Exercise aim — Can you pull out each line of the data below that includes the word "title"?

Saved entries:
↓↓↓

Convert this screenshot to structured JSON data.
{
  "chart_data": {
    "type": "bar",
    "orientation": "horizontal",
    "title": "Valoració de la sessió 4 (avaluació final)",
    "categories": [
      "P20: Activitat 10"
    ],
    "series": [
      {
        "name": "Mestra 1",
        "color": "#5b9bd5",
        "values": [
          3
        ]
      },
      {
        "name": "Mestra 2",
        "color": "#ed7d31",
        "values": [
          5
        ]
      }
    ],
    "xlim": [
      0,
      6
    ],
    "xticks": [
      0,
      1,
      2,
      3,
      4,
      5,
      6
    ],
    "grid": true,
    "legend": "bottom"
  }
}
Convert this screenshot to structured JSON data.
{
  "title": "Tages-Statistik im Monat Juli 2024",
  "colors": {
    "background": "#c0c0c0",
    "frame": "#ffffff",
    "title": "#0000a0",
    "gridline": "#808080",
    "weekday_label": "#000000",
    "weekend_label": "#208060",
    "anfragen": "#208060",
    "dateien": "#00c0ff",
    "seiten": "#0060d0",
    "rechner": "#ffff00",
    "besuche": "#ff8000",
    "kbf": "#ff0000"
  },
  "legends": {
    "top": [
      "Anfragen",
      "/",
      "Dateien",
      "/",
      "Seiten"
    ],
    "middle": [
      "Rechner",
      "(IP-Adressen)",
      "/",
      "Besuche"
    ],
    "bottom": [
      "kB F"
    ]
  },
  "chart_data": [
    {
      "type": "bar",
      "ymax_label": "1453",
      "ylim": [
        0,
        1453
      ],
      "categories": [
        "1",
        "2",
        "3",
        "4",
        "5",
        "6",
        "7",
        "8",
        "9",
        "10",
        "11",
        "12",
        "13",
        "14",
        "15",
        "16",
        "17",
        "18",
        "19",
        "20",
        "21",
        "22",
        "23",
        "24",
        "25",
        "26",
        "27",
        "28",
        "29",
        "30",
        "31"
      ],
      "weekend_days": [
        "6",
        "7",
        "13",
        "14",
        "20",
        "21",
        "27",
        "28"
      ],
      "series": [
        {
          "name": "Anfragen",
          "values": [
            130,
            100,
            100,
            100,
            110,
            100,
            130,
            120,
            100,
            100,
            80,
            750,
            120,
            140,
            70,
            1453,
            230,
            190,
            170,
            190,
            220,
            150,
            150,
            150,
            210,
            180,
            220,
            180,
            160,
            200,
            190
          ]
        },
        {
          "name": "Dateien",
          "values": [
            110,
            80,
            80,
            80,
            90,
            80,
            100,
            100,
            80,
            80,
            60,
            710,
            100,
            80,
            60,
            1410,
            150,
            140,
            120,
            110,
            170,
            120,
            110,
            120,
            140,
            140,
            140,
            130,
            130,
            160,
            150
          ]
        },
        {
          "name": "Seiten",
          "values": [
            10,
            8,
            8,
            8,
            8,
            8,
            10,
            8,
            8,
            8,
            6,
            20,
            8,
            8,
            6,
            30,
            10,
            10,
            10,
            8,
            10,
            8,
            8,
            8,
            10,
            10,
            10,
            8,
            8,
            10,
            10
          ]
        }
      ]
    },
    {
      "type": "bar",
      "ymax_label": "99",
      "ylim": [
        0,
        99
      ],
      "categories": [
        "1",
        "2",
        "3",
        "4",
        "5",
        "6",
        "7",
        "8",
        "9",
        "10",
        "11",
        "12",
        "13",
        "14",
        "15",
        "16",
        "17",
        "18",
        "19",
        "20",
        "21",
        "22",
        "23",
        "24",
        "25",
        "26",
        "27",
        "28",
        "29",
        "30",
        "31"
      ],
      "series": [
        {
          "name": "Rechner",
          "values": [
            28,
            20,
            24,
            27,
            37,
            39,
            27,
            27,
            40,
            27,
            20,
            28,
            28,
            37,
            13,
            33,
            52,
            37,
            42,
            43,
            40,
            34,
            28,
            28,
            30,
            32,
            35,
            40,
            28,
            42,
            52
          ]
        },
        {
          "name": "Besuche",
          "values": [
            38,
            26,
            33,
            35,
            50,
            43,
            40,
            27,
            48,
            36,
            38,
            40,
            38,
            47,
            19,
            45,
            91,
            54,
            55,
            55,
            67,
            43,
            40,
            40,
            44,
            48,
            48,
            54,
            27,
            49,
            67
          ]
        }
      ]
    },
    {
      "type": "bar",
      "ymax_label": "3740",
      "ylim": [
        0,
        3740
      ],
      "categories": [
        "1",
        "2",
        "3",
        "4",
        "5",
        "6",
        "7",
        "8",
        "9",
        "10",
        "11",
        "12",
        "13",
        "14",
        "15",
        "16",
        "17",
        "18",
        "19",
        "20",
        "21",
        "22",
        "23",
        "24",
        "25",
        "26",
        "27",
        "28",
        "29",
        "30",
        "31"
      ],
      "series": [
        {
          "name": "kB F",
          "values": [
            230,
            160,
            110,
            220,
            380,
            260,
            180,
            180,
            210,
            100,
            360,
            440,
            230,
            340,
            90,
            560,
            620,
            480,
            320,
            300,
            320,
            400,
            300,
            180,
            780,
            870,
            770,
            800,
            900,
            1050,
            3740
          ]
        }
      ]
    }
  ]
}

↑↑↑

The reply —
    "title": "Valoració de la sessió 4 (avaluació final)",
  "title": "Tages-Statistik im Monat Juli 2024",
    "title": "#0000a0",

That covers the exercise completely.